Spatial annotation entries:
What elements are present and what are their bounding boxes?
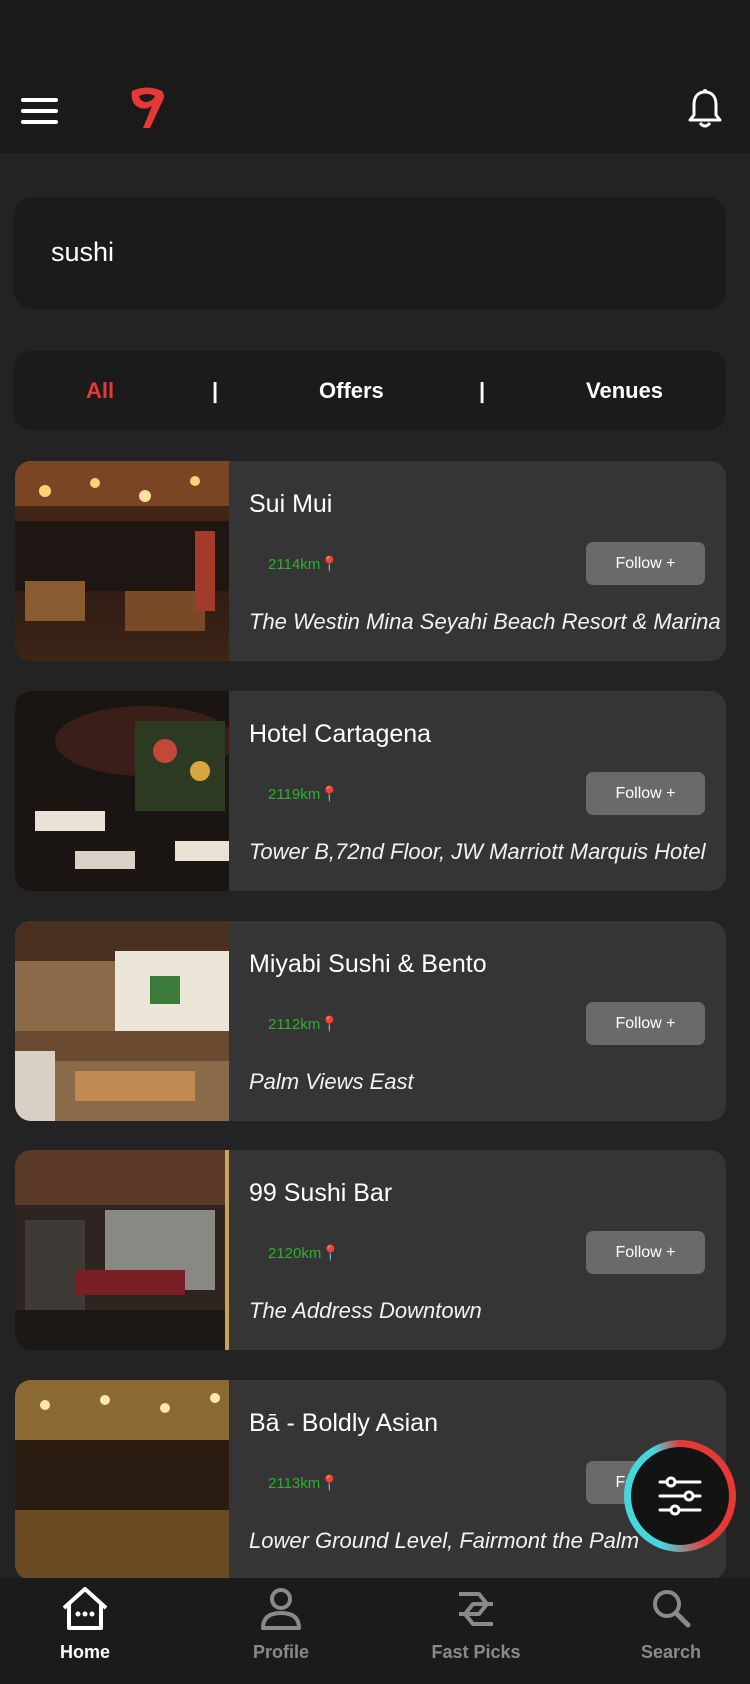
top-bar [0, 0, 750, 153]
venue-distance: 2113km📍 [268, 1475, 339, 1492]
nav-profile-label: Profile [252, 1642, 309, 1662]
location-pin-icon: 📍 [320, 1016, 339, 1033]
venue-card[interactable]: Miyabi Sushi & Bento 2112km📍 Follow + Pa… [15, 921, 726, 1121]
venue-card[interactable]: Hotel Cartagena 2119km📍 Follow + Tower B… [15, 691, 726, 891]
nav-search-label: Search [640, 1642, 702, 1662]
follow-button[interactable]: Follow + [586, 772, 705, 815]
venue-image [15, 1150, 229, 1350]
venue-address: The Address Downtown [249, 1298, 482, 1323]
venue-image [15, 1380, 229, 1580]
profile-icon [261, 1588, 301, 1630]
sliders-icon [658, 1476, 702, 1516]
venue-image [15, 691, 229, 891]
nav-home[interactable]: Home [10, 1578, 160, 1684]
nav-fast-picks[interactable]: Fast Picks [401, 1578, 551, 1684]
venue-name: Sui Mui [249, 490, 333, 518]
venue-address: Lower Ground Level, Fairmont the Palm [249, 1528, 640, 1553]
nav-fast-picks-label: Fast Picks [431, 1642, 521, 1662]
venue-address: Tower B,72nd Floor, JW Marriott Marquis … [249, 839, 706, 864]
venue-distance: 2119km📍 [268, 786, 339, 803]
filter-tabs: All | Offers | Venues [14, 351, 726, 430]
venue-name: 99 Sushi Bar [249, 1179, 393, 1207]
home-icon [62, 1587, 108, 1630]
location-pin-icon: 📍 [320, 1475, 339, 1492]
venue-card[interactable]: Sui Mui 2114km📍 Follow + The Westin Mina… [15, 461, 726, 661]
venue-card[interactable]: 99 Sushi Bar 2120km📍 Follow + The Addres… [15, 1150, 726, 1350]
venue-name: Hotel Cartagena [249, 720, 432, 748]
nav-home-label: Home [59, 1642, 110, 1662]
notification-bell-icon[interactable] [686, 88, 724, 130]
fast-picks-icon [459, 1592, 493, 1626]
location-pin-icon: 📍 [320, 556, 339, 573]
follow-button[interactable]: Follow + [586, 542, 705, 585]
venue-name: Bā - Boldly Asian [249, 1409, 438, 1437]
venue-image [15, 461, 229, 661]
location-pin-icon: 📍 [320, 786, 339, 803]
tab-venues[interactable]: Venues [586, 351, 663, 430]
hamburger-menu-icon[interactable] [21, 98, 58, 124]
venue-image [15, 921, 229, 1121]
filter-fab-button[interactable] [624, 1440, 736, 1552]
tab-offers[interactable]: Offers [319, 351, 384, 430]
search-query[interactable]: sushi [51, 237, 114, 268]
venue-distance: 2112km📍 [268, 1016, 339, 1033]
venue-address: The Westin Mina Seyahi Beach Resort & Ma… [249, 609, 721, 634]
tab-separator: | [212, 378, 219, 403]
brand-logo[interactable] [128, 86, 166, 132]
follow-button[interactable]: Follow + [586, 1002, 705, 1045]
venue-name: Miyabi Sushi & Bento [249, 950, 487, 978]
follow-button[interactable]: Follow + [586, 1231, 705, 1274]
venue-distance: 2120km📍 [268, 1245, 341, 1262]
nav-search[interactable]: Search [596, 1578, 746, 1684]
nav-profile[interactable]: Profile [206, 1578, 356, 1684]
venue-card[interactable]: Bā - Boldly Asian 2113km📍 Follow + Lower… [15, 1380, 726, 1580]
location-pin-icon: 📍 [321, 1245, 341, 1262]
search-box[interactable]: sushi [14, 197, 726, 309]
search-icon [653, 1590, 691, 1628]
tab-separator: | [479, 378, 486, 403]
venue-distance: 2114km📍 [268, 556, 339, 573]
bottom-navigation: Home Profile Fast Picks Search [0, 1578, 750, 1684]
venue-address: Palm Views East [249, 1069, 414, 1094]
tab-all[interactable]: All [86, 351, 114, 430]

Goal: Reproduce all of the material above line for line, without any changes, leaving out the pictures.

Response to the task:
What elements are present and what are their bounding boxes?
top-bar [0, 0, 750, 153]
venue-distance: 2113km📍 [268, 1475, 339, 1492]
nav-profile-label: Profile [252, 1642, 309, 1662]
location-pin-icon: 📍 [320, 1016, 339, 1033]
venue-card[interactable]: Miyabi Sushi & Bento 2112km📍 Follow + Pa… [15, 921, 726, 1121]
venue-card[interactable]: Hotel Cartagena 2119km📍 Follow + Tower B… [15, 691, 726, 891]
nav-search-label: Search [640, 1642, 702, 1662]
follow-button[interactable]: Follow + [586, 772, 705, 815]
venue-image [15, 1150, 229, 1350]
venue-address: The Address Downtown [249, 1298, 482, 1323]
venue-image [15, 1380, 229, 1580]
profile-icon [261, 1588, 301, 1630]
sliders-icon [658, 1476, 702, 1516]
venue-image [15, 691, 229, 891]
nav-home[interactable]: Home [10, 1578, 160, 1684]
nav-fast-picks[interactable]: Fast Picks [401, 1578, 551, 1684]
venue-name: Sui Mui [249, 490, 333, 518]
venue-address: Lower Ground Level, Fairmont the Palm [249, 1528, 640, 1553]
nav-fast-picks-label: Fast Picks [431, 1642, 521, 1662]
venue-address: Tower B,72nd Floor, JW Marriott Marquis … [249, 839, 706, 864]
venue-distance: 2119km📍 [268, 786, 339, 803]
filter-tabs: All | Offers | Venues [14, 351, 726, 430]
venue-name: 99 Sushi Bar [249, 1179, 393, 1207]
home-icon [62, 1587, 108, 1630]
location-pin-icon: 📍 [320, 1475, 339, 1492]
venue-card[interactable]: Sui Mui 2114km📍 Follow + The Westin Mina… [15, 461, 726, 661]
venue-card[interactable]: 99 Sushi Bar 2120km📍 Follow + The Addres… [15, 1150, 726, 1350]
venue-name: Hotel Cartagena [249, 720, 432, 748]
nav-home-label: Home [59, 1642, 110, 1662]
notification-bell-icon[interactable] [686, 88, 724, 130]
fast-picks-icon [459, 1592, 493, 1626]
location-pin-icon: 📍 [320, 556, 339, 573]
follow-button[interactable]: Follow + [586, 542, 705, 585]
venue-name: Bā - Boldly Asian [249, 1409, 438, 1437]
venue-image [15, 461, 229, 661]
location-pin-icon: 📍 [320, 786, 339, 803]
tab-venues[interactable]: Venues [586, 351, 663, 430]
hamburger-menu-icon[interactable] [21, 98, 58, 124]
venue-image [15, 921, 229, 1121]
filter-fab-button[interactable] [624, 1440, 736, 1552]
tab-offers[interactable]: Offers [319, 351, 384, 430]
search-query[interactable]: sushi [51, 237, 114, 268]
venue-distance: 2112km📍 [268, 1016, 339, 1033]
venue-address: The Westin Mina Seyahi Beach Resort & Ma… [249, 609, 721, 634]
tab-separator: | [212, 378, 219, 403]
brand-logo[interactable] [128, 86, 166, 132]
follow-button[interactable]: Follow + [586, 1002, 705, 1045]
venue-name: Miyabi Sushi & Bento [249, 950, 487, 978]
follow-button[interactable]: Follow + [586, 1231, 705, 1274]
venue-distance: 2120km📍 [268, 1245, 341, 1262]
nav-search[interactable]: Search [596, 1578, 746, 1684]
nav-profile[interactable]: Profile [206, 1578, 356, 1684]
venue-card[interactable]: Bā - Boldly Asian 2113km📍 Follow + Lower… [15, 1380, 726, 1580]
location-pin-icon: 📍 [321, 1245, 341, 1262]
search-box[interactable]: sushi [14, 197, 726, 309]
search-icon [653, 1590, 691, 1628]
tab-separator: | [479, 378, 486, 403]
venue-distance: 2114km📍 [268, 556, 339, 573]
bottom-navigation: Home Profile Fast Picks Search [0, 1578, 750, 1684]
venue-address: Palm Views East [249, 1069, 414, 1094]
tab-all[interactable]: All [86, 351, 114, 430]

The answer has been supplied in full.